REQUEST »
Leave out every picture, then transcribe the rest of the listing exactly.

PROVIDED MATERIAL »
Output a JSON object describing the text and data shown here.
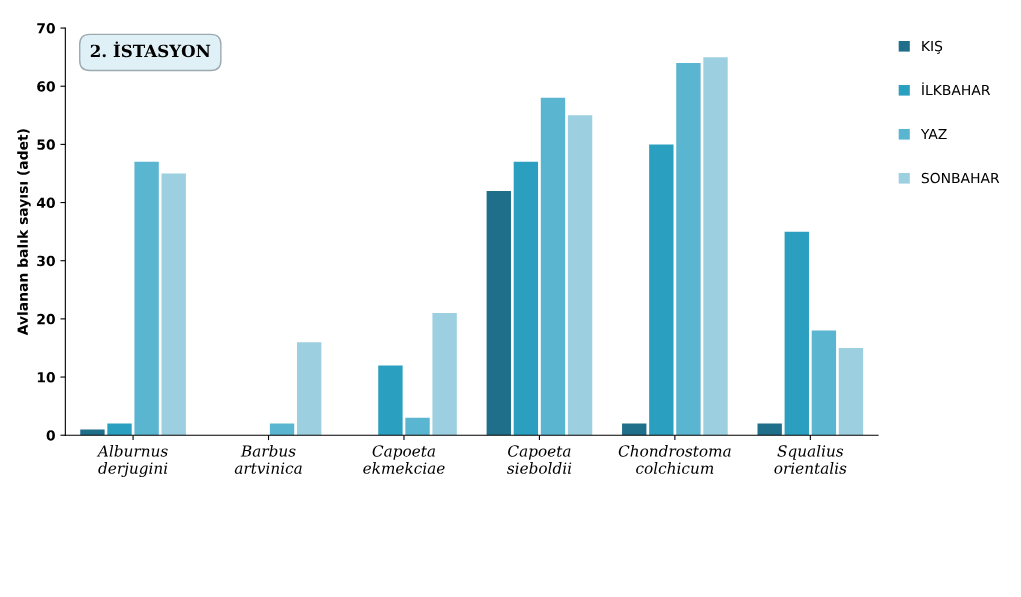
{
  "chart_data": {
    "type": "bar",
    "title": "2. İSTASYON",
    "ylabel": "Avlanan balık sayısı (adet)",
    "categories": [
      "Alburnus\nderjugini",
      "Barbus\nartvinica",
      "Capoeta\nekmekciae",
      "Capoeta\nsieboldii",
      "Chondrostoma\ncolchicum",
      "Squalius\norientalis"
    ],
    "series": [
      {
        "name": "KIŞ",
        "color": "#1f6f8b",
        "values": [
          1,
          0,
          0,
          42,
          2,
          2
        ]
      },
      {
        "name": "İLKBAHAR",
        "color": "#2a9fbf",
        "values": [
          2,
          0,
          12,
          47,
          50,
          35
        ]
      },
      {
        "name": "YAZ",
        "color": "#5ab5d0",
        "values": [
          47,
          2,
          3,
          58,
          64,
          18
        ]
      },
      {
        "name": "SONBAHAR",
        "color": "#9ccfe0",
        "values": [
          45,
          16,
          21,
          55,
          65,
          15
        ]
      }
    ],
    "ylim": [
      0,
      70
    ],
    "yticks": [
      0,
      10,
      20,
      30,
      40,
      50,
      60,
      70
    ],
    "grid": false,
    "legend": "right"
  }
}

EXPECTED ANSWER »
Output a JSON object describing the text and data shown here.
{
  "chart_data": {
    "type": "bar",
    "title": "2. İSTASYON",
    "ylabel": "Avlanan balık sayısı (adet)",
    "categories": [
      "Alburnus\nderjugini",
      "Barbus\nartvinica",
      "Capoeta\nekmekciae",
      "Capoeta\nsieboldii",
      "Chondrostoma\ncolchicum",
      "Squalius\norientalis"
    ],
    "series": [
      {
        "name": "KIŞ",
        "color": "#1f6f8b",
        "values": [
          1,
          0,
          0,
          42,
          2,
          2
        ]
      },
      {
        "name": "İLKBAHAR",
        "color": "#2a9fbf",
        "values": [
          2,
          0,
          12,
          47,
          50,
          35
        ]
      },
      {
        "name": "YAZ",
        "color": "#5ab5d0",
        "values": [
          47,
          2,
          3,
          58,
          64,
          18
        ]
      },
      {
        "name": "SONBAHAR",
        "color": "#9ccfe0",
        "values": [
          45,
          16,
          21,
          55,
          65,
          15
        ]
      }
    ],
    "ylim": [
      0,
      70
    ],
    "yticks": [
      0,
      10,
      20,
      30,
      40,
      50,
      60,
      70
    ],
    "grid": false,
    "legend": "right"
  }
}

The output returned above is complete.